◆ Objective
For each line of the data below that holds "JSON", copy the line.

[Figure content listings]

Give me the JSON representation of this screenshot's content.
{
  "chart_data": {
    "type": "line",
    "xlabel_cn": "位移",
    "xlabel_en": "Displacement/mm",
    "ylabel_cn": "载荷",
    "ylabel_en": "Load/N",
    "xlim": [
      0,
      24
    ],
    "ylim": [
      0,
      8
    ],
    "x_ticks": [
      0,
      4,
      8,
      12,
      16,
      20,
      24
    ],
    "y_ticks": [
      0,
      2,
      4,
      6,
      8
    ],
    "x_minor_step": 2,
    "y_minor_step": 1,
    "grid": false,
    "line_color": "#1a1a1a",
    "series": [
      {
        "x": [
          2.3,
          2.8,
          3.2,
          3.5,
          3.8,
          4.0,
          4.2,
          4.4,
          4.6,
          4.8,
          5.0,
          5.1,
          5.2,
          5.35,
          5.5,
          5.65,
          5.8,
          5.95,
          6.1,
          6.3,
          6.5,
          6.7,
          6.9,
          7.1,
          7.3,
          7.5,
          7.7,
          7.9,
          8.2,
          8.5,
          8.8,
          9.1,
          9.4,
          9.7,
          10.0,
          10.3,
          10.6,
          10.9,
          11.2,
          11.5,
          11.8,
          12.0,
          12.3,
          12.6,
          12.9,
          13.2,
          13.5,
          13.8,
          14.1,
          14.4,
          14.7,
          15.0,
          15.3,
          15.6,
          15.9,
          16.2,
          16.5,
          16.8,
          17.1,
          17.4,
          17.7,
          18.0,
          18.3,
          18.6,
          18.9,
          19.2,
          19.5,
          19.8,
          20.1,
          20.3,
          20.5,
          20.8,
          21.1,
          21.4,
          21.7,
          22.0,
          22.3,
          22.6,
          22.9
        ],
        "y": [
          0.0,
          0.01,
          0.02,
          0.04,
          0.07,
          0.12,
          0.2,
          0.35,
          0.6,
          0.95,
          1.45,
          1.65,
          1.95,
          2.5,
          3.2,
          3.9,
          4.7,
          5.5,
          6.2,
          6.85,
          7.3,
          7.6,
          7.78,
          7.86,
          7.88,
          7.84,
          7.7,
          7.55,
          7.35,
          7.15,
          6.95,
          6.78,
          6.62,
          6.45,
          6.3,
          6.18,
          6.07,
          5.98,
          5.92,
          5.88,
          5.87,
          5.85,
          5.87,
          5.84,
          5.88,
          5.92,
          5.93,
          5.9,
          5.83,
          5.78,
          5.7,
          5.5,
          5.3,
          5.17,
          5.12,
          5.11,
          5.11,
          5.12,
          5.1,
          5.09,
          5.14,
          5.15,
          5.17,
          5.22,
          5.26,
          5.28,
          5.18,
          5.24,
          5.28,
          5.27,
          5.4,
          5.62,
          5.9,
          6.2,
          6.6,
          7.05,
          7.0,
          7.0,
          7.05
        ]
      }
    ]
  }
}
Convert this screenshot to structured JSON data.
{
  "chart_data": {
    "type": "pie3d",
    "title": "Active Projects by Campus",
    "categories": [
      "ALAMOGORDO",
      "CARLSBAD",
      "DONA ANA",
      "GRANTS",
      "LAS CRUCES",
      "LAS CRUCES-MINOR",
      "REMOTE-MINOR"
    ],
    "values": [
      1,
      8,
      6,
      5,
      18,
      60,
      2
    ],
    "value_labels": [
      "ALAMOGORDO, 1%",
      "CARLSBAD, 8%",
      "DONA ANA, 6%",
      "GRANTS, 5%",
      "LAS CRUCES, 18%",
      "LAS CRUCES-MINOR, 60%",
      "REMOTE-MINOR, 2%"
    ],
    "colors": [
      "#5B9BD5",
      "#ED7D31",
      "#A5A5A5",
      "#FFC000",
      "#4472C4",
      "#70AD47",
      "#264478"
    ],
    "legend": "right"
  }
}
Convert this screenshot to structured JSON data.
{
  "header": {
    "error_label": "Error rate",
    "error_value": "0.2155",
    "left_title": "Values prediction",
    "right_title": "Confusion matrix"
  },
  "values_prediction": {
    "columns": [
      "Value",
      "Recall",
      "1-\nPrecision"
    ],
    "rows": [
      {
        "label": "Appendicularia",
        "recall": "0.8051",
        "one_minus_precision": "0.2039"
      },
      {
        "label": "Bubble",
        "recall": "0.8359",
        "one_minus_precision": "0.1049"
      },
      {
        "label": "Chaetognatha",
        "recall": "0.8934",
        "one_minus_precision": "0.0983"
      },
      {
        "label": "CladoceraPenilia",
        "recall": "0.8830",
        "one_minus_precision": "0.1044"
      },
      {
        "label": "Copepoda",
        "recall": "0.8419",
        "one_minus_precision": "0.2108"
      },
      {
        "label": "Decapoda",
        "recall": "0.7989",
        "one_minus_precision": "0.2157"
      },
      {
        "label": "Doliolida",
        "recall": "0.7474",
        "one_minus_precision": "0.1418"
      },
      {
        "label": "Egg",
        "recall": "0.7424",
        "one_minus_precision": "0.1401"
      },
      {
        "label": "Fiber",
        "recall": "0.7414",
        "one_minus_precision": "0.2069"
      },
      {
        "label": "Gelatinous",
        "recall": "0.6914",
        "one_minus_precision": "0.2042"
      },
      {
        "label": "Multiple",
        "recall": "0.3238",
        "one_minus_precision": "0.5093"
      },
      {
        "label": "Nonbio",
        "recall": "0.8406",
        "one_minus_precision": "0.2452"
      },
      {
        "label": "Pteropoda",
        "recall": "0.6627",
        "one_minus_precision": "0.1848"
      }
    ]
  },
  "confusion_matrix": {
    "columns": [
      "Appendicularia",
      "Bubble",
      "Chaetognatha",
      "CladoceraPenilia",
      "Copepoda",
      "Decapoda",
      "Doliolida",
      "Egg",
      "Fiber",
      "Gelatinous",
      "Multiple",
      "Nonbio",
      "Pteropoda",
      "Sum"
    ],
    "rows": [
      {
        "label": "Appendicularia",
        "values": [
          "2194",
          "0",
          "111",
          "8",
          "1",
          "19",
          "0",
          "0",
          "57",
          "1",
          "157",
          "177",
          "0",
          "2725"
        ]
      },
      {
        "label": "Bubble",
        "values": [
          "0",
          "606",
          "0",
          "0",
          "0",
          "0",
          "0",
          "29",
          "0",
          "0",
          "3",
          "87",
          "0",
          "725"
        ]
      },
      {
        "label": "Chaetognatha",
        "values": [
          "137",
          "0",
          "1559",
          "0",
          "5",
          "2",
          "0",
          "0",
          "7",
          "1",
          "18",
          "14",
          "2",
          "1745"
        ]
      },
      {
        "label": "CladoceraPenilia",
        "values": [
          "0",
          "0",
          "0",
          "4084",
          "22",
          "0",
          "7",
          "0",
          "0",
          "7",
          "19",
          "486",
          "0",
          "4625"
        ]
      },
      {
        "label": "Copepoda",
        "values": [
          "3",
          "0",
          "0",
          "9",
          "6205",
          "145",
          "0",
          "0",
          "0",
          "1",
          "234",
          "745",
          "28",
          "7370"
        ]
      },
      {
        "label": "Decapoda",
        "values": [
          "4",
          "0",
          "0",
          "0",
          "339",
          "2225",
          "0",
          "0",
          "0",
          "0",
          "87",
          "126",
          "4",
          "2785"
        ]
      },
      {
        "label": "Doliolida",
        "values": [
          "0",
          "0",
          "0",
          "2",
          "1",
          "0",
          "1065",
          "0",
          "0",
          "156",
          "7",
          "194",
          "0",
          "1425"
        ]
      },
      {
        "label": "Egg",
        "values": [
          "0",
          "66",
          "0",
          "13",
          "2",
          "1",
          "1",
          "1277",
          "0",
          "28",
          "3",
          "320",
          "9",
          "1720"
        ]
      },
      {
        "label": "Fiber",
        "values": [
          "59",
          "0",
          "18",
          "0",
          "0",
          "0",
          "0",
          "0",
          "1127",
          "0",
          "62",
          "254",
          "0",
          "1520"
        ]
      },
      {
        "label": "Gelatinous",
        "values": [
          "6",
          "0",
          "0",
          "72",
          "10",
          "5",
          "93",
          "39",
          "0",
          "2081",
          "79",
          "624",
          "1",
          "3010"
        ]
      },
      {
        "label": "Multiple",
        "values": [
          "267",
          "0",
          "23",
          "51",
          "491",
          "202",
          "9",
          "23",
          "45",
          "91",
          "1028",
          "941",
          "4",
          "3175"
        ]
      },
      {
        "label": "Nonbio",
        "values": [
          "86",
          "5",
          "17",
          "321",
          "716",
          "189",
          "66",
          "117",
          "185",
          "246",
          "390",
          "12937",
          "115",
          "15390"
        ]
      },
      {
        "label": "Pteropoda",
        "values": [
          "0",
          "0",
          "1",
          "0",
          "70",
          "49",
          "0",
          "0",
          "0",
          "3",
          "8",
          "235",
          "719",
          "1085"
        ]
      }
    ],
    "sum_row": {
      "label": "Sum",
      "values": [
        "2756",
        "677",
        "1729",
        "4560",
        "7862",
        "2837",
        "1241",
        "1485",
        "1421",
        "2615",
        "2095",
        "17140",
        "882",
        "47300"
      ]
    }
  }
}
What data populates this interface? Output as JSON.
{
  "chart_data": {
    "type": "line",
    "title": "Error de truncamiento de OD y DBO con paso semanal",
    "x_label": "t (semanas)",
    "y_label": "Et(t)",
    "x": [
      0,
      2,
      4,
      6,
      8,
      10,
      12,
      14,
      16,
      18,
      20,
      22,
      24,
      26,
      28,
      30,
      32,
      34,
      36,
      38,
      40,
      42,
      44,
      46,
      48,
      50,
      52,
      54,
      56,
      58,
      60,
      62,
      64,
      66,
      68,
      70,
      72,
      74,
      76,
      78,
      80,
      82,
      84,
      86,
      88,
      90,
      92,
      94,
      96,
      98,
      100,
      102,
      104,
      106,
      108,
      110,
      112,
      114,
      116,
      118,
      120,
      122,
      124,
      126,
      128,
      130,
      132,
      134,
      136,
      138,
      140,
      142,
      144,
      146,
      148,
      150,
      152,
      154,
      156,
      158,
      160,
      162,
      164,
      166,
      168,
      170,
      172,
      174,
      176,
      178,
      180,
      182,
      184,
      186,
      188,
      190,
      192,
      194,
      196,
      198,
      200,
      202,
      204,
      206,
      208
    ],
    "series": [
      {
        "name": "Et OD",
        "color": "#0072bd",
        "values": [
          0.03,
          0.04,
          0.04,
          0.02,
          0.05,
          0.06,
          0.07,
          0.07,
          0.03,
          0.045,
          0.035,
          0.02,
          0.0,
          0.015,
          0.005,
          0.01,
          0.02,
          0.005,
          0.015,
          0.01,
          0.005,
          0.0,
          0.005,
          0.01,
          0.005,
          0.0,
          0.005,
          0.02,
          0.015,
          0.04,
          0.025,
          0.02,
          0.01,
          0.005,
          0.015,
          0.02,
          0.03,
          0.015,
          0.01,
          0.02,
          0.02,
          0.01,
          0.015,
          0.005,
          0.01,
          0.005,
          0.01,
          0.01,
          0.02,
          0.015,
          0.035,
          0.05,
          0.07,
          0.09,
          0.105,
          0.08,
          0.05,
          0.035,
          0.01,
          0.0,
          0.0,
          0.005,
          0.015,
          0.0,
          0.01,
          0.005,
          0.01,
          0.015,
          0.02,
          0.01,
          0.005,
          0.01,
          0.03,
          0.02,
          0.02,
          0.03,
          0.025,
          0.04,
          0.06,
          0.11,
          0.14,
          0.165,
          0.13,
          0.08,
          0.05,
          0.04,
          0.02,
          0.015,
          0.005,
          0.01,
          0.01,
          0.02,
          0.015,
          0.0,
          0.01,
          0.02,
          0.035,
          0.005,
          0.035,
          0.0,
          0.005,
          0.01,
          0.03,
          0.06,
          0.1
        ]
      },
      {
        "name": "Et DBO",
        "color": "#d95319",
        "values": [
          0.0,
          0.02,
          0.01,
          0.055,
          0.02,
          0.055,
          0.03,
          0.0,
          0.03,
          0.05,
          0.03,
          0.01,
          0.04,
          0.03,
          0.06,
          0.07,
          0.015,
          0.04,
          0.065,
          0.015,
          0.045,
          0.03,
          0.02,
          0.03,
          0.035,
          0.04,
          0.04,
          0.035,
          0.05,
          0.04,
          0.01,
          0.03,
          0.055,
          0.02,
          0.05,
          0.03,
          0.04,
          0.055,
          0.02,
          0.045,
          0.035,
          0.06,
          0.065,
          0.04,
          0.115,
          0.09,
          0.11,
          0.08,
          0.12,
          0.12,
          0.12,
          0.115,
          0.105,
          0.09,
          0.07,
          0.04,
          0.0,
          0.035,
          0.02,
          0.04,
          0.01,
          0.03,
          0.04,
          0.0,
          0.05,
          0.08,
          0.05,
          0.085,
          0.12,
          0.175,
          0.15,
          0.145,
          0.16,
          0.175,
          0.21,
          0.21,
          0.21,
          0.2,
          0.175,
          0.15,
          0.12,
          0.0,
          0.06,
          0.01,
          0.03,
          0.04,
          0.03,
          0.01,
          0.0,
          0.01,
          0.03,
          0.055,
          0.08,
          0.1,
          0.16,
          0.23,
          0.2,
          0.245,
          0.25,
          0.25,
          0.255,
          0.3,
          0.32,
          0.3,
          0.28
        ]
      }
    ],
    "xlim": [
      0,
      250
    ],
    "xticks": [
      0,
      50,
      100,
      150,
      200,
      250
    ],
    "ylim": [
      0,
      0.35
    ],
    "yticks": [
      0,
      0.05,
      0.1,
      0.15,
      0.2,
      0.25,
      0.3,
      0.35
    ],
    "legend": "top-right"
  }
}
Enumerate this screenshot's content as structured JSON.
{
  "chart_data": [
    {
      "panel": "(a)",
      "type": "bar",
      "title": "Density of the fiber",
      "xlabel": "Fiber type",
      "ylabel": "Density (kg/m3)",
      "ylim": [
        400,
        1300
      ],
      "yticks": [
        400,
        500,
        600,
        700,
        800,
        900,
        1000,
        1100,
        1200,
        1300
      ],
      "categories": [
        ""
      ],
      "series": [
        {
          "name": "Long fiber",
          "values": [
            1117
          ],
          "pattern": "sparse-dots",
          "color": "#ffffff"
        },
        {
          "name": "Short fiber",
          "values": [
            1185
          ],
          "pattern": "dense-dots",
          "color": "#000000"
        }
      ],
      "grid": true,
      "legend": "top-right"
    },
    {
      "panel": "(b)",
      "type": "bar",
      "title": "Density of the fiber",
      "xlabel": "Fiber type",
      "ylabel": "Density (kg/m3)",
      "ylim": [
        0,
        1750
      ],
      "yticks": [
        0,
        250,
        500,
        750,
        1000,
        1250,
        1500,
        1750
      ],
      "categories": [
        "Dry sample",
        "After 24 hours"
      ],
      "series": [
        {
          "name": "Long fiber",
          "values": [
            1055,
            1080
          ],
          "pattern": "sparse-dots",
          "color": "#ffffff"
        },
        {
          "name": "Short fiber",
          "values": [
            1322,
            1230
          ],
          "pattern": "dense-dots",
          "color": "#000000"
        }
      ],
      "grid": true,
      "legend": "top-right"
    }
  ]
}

◆ Response to this exercise
Give me the JSON representation of this screenshot's content.
Convert this screenshot to structured JSON data.
Convert this screenshot to structured JSON data.
What data populates this interface? Output as JSON.
Enumerate this screenshot's content as structured JSON.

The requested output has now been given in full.